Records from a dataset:
----------------
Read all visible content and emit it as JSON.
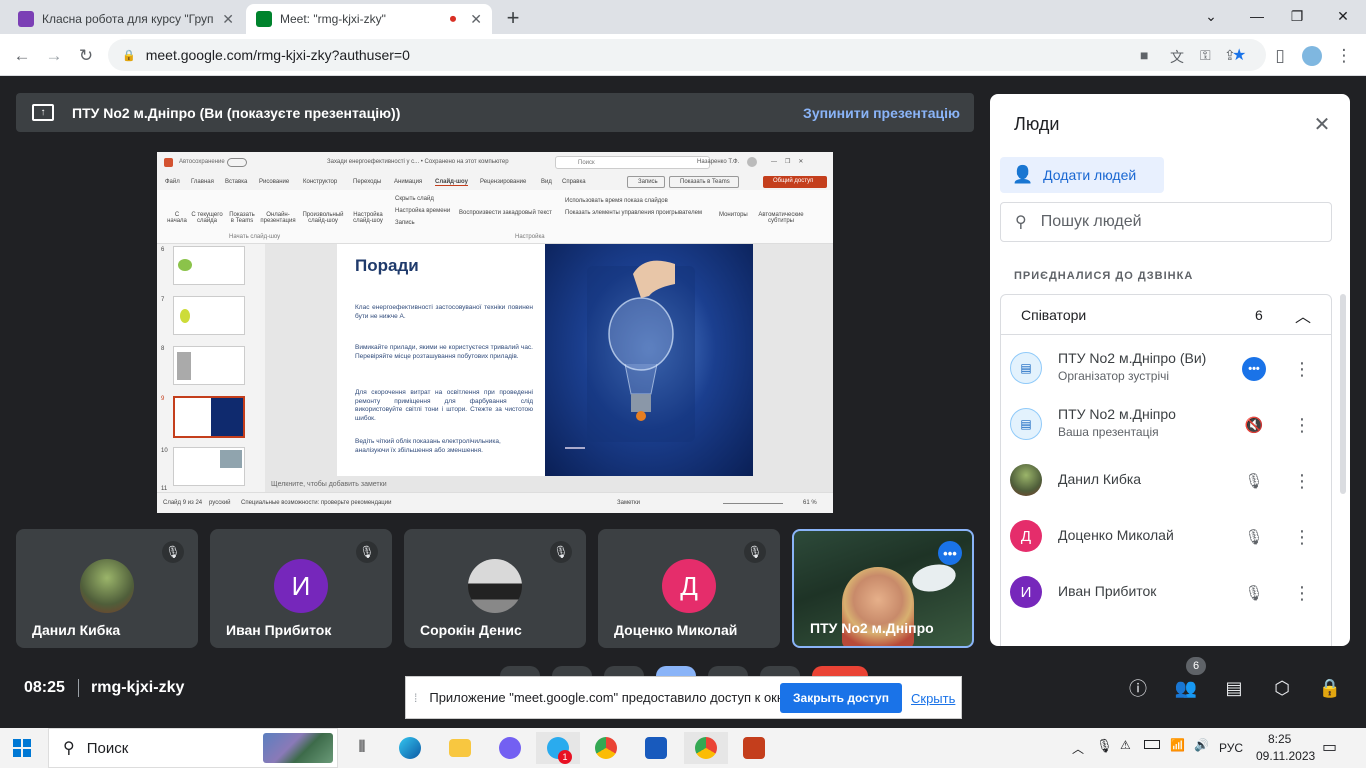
{
  "browser": {
    "tabs": [
      {
        "title": "Класна робота для курсу \"Груп",
        "favicon_color": "#7b3fb5"
      },
      {
        "title": "Meet: \"rmg-kjxi-zky\"",
        "favicon_color": "#00832d",
        "recording": "⏺"
      }
    ],
    "new_tab": "+",
    "url": "meet.google.com/rmg-kjxi-zky?authuser=0"
  },
  "banner": {
    "text": "ПТУ No2 м.Дніпро (Ви (показуєте презентацію))",
    "stop_button": "Зупинити презентацію"
  },
  "presentation": {
    "title": "Поради",
    "paragraphs": [
      "Клас енергоефективності застосовуваної техніки повинен бути не нижче А.",
      "Вимикайте прилади, якими не користуєтеся тривалий час. Перевіряйте місце розташування побутових приладів.",
      "Для скорочення витрат на освітлення при проведенні ремонту приміщення для фарбування слід використовуйте світлі тони і штори. Стежте за чистотою шибок.",
      "Ведіть чіткий облік показань електролічильника, аналізуючи їх збільшення або зменшення."
    ],
    "notes_placeholder": "Щелкните, чтобы добавить заметки",
    "ribbon_tabs": [
      "Файл",
      "Главная",
      "Вставка",
      "Рисование",
      "Конструктор",
      "Переходы",
      "Анимация",
      "Слайд-шоу",
      "Рецензирование",
      "Вид",
      "Справка"
    ],
    "ribbon_active_tab": "Слайд-шоу",
    "ribbon_buttons": [
      "С начала",
      "С текущего слайда",
      "Показать в Teams",
      "Онлайн-презентация",
      "Произвольный слайд-шоу",
      "Настройка слайд-шоу",
      "Скрыть слайд",
      "Настройка времени",
      "Запись",
      "Мониторы",
      "Автоматические субтитры"
    ],
    "ribbon_checks": [
      "Воспроизвести закадровый текст",
      "Использовать время показа слайдов",
      "Показать элементы управления проигрывателем"
    ],
    "ribbon_group_labels": [
      "Начать слайд-шоу",
      "Настройка"
    ],
    "window_title": "Захади енергоефективності у с... • Сохранено на этот компьютер",
    "autosave": "Автосохранение",
    "search": "Поиск",
    "user": "Назаренко Т.Ф.",
    "share_buttons": [
      "Запись",
      "Показать в Teams",
      "Общий доступ"
    ],
    "slide_numbers": [
      "6",
      "7",
      "8",
      "9",
      "10",
      "11"
    ],
    "status": {
      "slide": "Слайд 9 из 24",
      "lang": "русский",
      "accessibility": "Специальные возможности: проверьте рекомендации",
      "notes": "Заметки",
      "zoom": "61 %"
    }
  },
  "tiles": [
    {
      "name": "Данил Кибка"
    },
    {
      "name": "Иван Прибиток",
      "initial": "И",
      "color": "#7627bb"
    },
    {
      "name": "Сорокін Денис"
    },
    {
      "name": "Доценко Миколай",
      "initial": "Д",
      "color": "#e52d6b"
    },
    {
      "name": "ПТУ No2 м.Дніпро"
    }
  ],
  "people_panel": {
    "title": "Люди",
    "add_people": "Додати людей",
    "search_placeholder": "Пошук людей",
    "section_label": "ПРИЄДНАЛИСЯ ДО ДЗВІНКА",
    "group": {
      "name": "Співатори",
      "count": "6"
    },
    "participants": [
      {
        "name": "ПТУ No2 м.Дніпро (Ви)",
        "subtitle": "Організатор зустрічі"
      },
      {
        "name": "ПТУ No2 м.Дніпро",
        "subtitle": "Ваша презентація"
      },
      {
        "name": "Данил Кибка"
      },
      {
        "name": "Доценко Миколай",
        "initial": "Д",
        "color": "#e52d6b"
      },
      {
        "name": "Иван Прибиток",
        "initial": "И",
        "color": "#7627bb"
      }
    ]
  },
  "bottom_bar": {
    "time": "08:25",
    "meeting_code": "rmg-kjxi-zky",
    "participant_count": "6"
  },
  "share_notice": {
    "text": "Приложение \"meet.google.com\" предоставило доступ к окну.",
    "stop_button": "Закрыть доступ",
    "hide_link": "Скрыть"
  },
  "taskbar": {
    "search": "Поиск",
    "lang": "РУС",
    "time": "8:25",
    "date": "09.11.2023",
    "telegram_badge": "1"
  }
}
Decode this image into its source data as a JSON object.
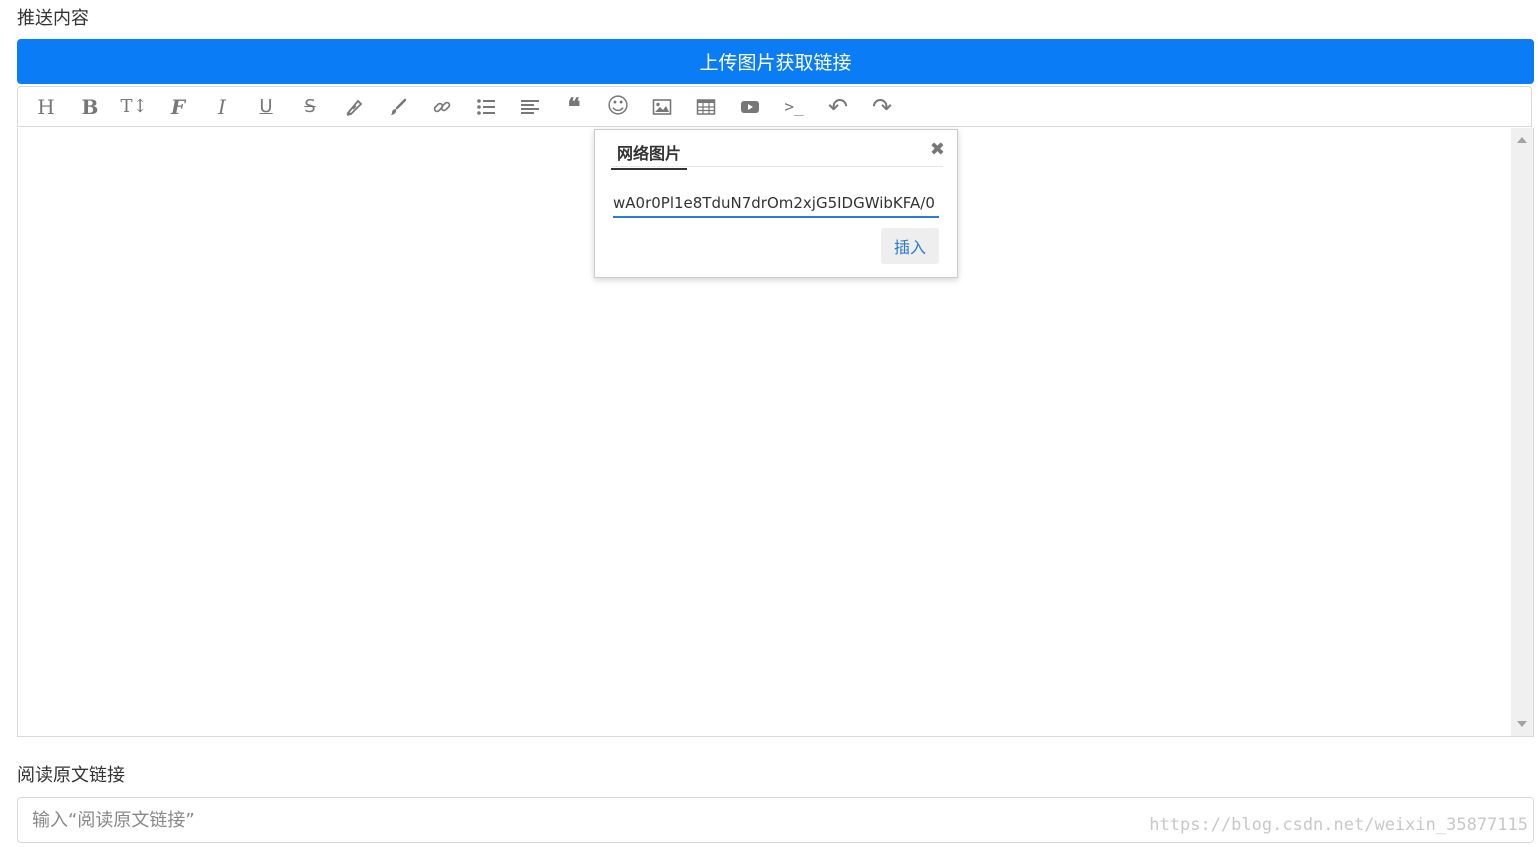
{
  "sections": {
    "content_label": "推送内容",
    "link_label": "阅读原文链接"
  },
  "upload": {
    "label": "上传图片获取链接",
    "color": "#0a7cf6"
  },
  "toolbar": {
    "items": [
      {
        "name": "heading-icon",
        "text": "H"
      },
      {
        "name": "bold-icon",
        "text": "B"
      },
      {
        "name": "text-size-icon",
        "text": "T↕"
      },
      {
        "name": "font-icon",
        "text": "F"
      },
      {
        "name": "italic-icon",
        "text": "I"
      },
      {
        "name": "underline-icon",
        "text": "U"
      },
      {
        "name": "strikethrough-icon",
        "text": "S"
      },
      {
        "name": "highlighter-icon"
      },
      {
        "name": "brush-icon"
      },
      {
        "name": "link-icon"
      },
      {
        "name": "list-icon"
      },
      {
        "name": "align-icon"
      },
      {
        "name": "quote-icon",
        "text": "❝"
      },
      {
        "name": "emoji-icon",
        "text": "☺"
      },
      {
        "name": "image-icon"
      },
      {
        "name": "table-icon"
      },
      {
        "name": "video-icon"
      },
      {
        "name": "code-icon",
        "text": ">_"
      },
      {
        "name": "undo-icon",
        "text": "↶"
      },
      {
        "name": "redo-icon",
        "text": "↷"
      }
    ]
  },
  "popover": {
    "tab": "网络图片",
    "close": "✖",
    "url_value": "wA0r0Pl1e8TduN7drOm2xjG5IDGWibKFA/0",
    "insert_label": "插入"
  },
  "link_input": {
    "placeholder": "输入“阅读原文链接”"
  },
  "watermark": "https://blog.csdn.net/weixin_35877115"
}
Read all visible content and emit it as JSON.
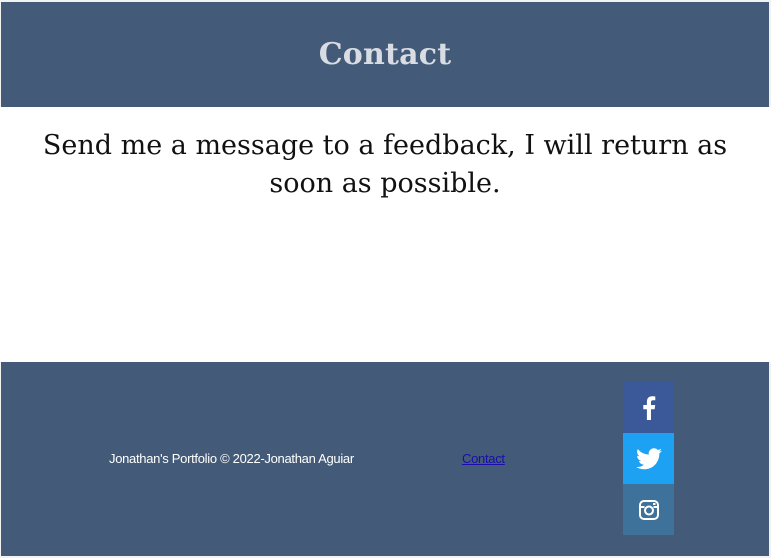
{
  "header": {
    "title": "Contact"
  },
  "main": {
    "message": "Send me a message to a feedback, I will return as soon as possible."
  },
  "footer": {
    "copyright": "Jonathan's Portfolio © 2022-Jonathan Aguiar",
    "contact_link": "Contact",
    "social": [
      {
        "name": "facebook-icon",
        "color": "#3b5998"
      },
      {
        "name": "twitter-icon",
        "color": "#1da1f2"
      },
      {
        "name": "instagram-icon",
        "color": "#3f729b"
      }
    ]
  },
  "colors": {
    "header_bg": "#435b78",
    "footer_bg": "#435b78",
    "header_text": "#d9dde3",
    "body_text": "#111111",
    "link": "#1a0dab"
  }
}
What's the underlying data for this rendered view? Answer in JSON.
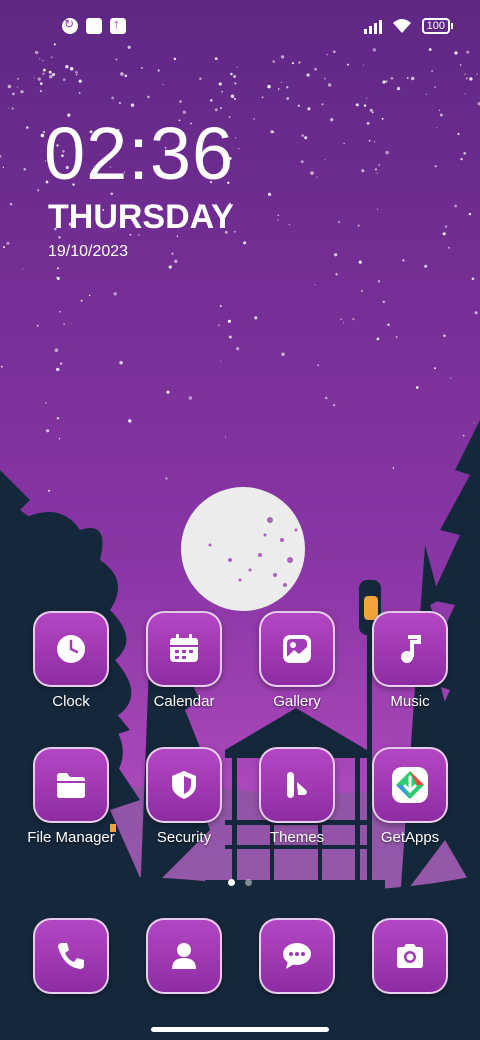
{
  "status_bar": {
    "battery": "100",
    "left_icons": [
      "data-saver-icon",
      "notification-icon",
      "upload-icon"
    ],
    "right_icons": [
      "signal-icon",
      "wifi-icon",
      "battery-icon"
    ]
  },
  "clock": {
    "time": "02:36",
    "day": "THURSDAY",
    "date": "19/10/2023"
  },
  "apps": {
    "row1": [
      {
        "label": "Clock",
        "icon": "clock-icon"
      },
      {
        "label": "Calendar",
        "icon": "calendar-icon"
      },
      {
        "label": "Gallery",
        "icon": "gallery-icon"
      },
      {
        "label": "Music",
        "icon": "music-icon"
      }
    ],
    "row2": [
      {
        "label": "File Manager",
        "icon": "folder-icon"
      },
      {
        "label": "Security",
        "icon": "shield-icon"
      },
      {
        "label": "Themes",
        "icon": "themes-icon"
      },
      {
        "label": "GetApps",
        "icon": "getapps-icon"
      }
    ]
  },
  "dock": [
    {
      "icon": "phone-icon"
    },
    {
      "icon": "contacts-icon"
    },
    {
      "icon": "messages-icon"
    },
    {
      "icon": "camera-icon"
    }
  ],
  "pager": {
    "pages": 2,
    "active": 1
  },
  "colors": {
    "sky_top": "#6a2a8c",
    "sky_bottom": "#b14bbf",
    "tile": "#a23bb6",
    "silhouette": "#14283a"
  }
}
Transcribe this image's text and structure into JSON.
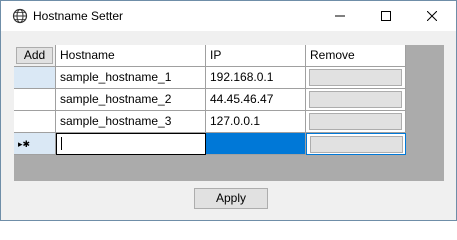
{
  "window": {
    "title": "Hostname Setter"
  },
  "grid": {
    "add_label": "Add",
    "columns": [
      "Hostname",
      "IP",
      "Remove"
    ],
    "rows": [
      {
        "hostname": "sample_hostname_1",
        "ip": "192.168.0.1"
      },
      {
        "hostname": "sample_hostname_2",
        "ip": "44.45.46.47"
      },
      {
        "hostname": "sample_hostname_3",
        "ip": "127.0.0.1"
      }
    ],
    "new_row_marker": "▸✱",
    "new_row": {
      "hostname": "",
      "ip": ""
    }
  },
  "apply_label": "Apply",
  "colors": {
    "selection": "#0078d7",
    "grid_bg": "#ababab",
    "row_selected": "#dae8f5"
  },
  "icons": [
    "globe-app-icon",
    "minimize-icon",
    "maximize-icon",
    "close-icon"
  ]
}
----------------
- _What you will do_
Show every line in the entries where the string "енергоефективності" occurs.

- _Reply_
      "Клас енергоефективності застосовуваної техніки повинен бути не нижче А.",
    "window_title": "Захади енергоефективності у с... • Сохранено на этот компьютер",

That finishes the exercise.